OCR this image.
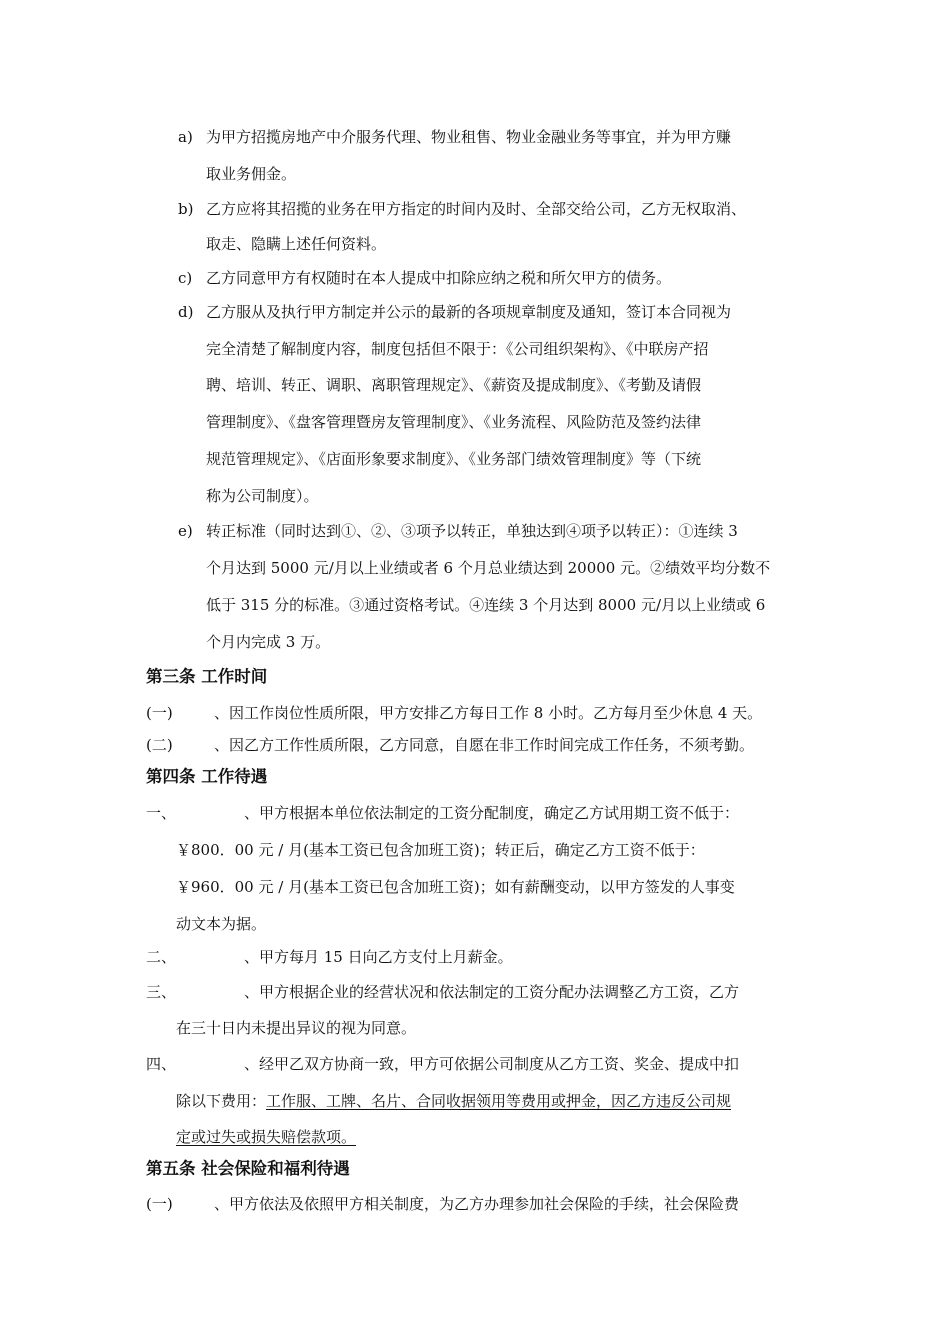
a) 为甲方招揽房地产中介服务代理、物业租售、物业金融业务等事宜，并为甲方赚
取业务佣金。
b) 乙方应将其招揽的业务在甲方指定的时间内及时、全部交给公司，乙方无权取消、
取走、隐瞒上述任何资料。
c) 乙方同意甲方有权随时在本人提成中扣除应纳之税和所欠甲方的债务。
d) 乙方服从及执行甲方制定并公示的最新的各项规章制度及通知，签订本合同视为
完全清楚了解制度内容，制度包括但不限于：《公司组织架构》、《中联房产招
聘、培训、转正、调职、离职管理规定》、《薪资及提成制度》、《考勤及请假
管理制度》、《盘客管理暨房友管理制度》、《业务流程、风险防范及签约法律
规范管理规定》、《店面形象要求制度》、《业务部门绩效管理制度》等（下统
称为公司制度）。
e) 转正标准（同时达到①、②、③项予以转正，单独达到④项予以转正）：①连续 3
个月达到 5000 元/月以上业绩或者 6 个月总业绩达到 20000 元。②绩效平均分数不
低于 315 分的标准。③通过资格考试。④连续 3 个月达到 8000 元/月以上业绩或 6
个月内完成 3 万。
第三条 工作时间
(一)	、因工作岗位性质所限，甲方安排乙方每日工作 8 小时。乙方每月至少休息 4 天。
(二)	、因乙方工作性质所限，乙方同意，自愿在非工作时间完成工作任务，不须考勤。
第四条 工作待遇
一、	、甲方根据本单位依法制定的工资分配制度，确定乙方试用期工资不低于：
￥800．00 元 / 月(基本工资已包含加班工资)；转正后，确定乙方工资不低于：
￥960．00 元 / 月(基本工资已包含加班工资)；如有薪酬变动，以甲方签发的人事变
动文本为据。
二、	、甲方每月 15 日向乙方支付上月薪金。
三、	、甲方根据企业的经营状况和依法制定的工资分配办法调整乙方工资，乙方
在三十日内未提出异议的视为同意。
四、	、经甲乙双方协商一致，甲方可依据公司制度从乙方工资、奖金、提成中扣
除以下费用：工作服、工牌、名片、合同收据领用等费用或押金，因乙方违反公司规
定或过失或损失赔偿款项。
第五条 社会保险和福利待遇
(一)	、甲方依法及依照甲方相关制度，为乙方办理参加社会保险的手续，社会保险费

---+---

**TASK TO CARRY OUT:** All the lines above are to be reproduced exactly, except the pictures.

**SOLVED EXERCISE:**
OCR this image.
a) 为甲方招揽房地产中介服务代理、物业租售、物业金融业务等事宜，并为甲方赚
取业务佣金。
b) 乙方应将其招揽的业务在甲方指定的时间内及时、全部交给公司，乙方无权取消、
取走、隐瞒上述任何资料。
c) 乙方同意甲方有权随时在本人提成中扣除应纳之税和所欠甲方的债务。
d) 乙方服从及执行甲方制定并公示的最新的各项规章制度及通知，签订本合同视为
完全清楚了解制度内容，制度包括但不限于：《公司组织架构》、《中联房产招
聘、培训、转正、调职、离职管理规定》、《薪资及提成制度》、《考勤及请假
管理制度》、《盘客管理暨房友管理制度》、《业务流程、风险防范及签约法律
规范管理规定》、《店面形象要求制度》、《业务部门绩效管理制度》等（下统
称为公司制度）。
e) 转正标准（同时达到①、②、③项予以转正，单独达到④项予以转正）：①连续 3
个月达到 5000 元/月以上业绩或者 6 个月总业绩达到 20000 元。②绩效平均分数不
低于 315 分的标准。③通过资格考试。④连续 3 个月达到 8000 元/月以上业绩或 6
个月内完成 3 万。
第三条 工作时间
(一)	、因工作岗位性质所限，甲方安排乙方每日工作 8 小时。乙方每月至少休息 4 天。
(二)	、因乙方工作性质所限，乙方同意，自愿在非工作时间完成工作任务，不须考勤。
第四条 工作待遇
一、	、甲方根据本单位依法制定的工资分配制度，确定乙方试用期工资不低于：
￥800．00 元 / 月(基本工资已包含加班工资)；转正后，确定乙方工资不低于：
￥960．00 元 / 月(基本工资已包含加班工资)；如有薪酬变动，以甲方签发的人事变
动文本为据。
二、	、甲方每月 15 日向乙方支付上月薪金。
三、	、甲方根据企业的经营状况和依法制定的工资分配办法调整乙方工资，乙方
在三十日内未提出异议的视为同意。
四、	、经甲乙双方协商一致，甲方可依据公司制度从乙方工资、奖金、提成中扣
除以下费用：工作服、工牌、名片、合同收据领用等费用或押金，因乙方违反公司规
定或过失或损失赔偿款项。
第五条 社会保险和福利待遇
(一)	、甲方依法及依照甲方相关制度，为乙方办理参加社会保险的手续，社会保险费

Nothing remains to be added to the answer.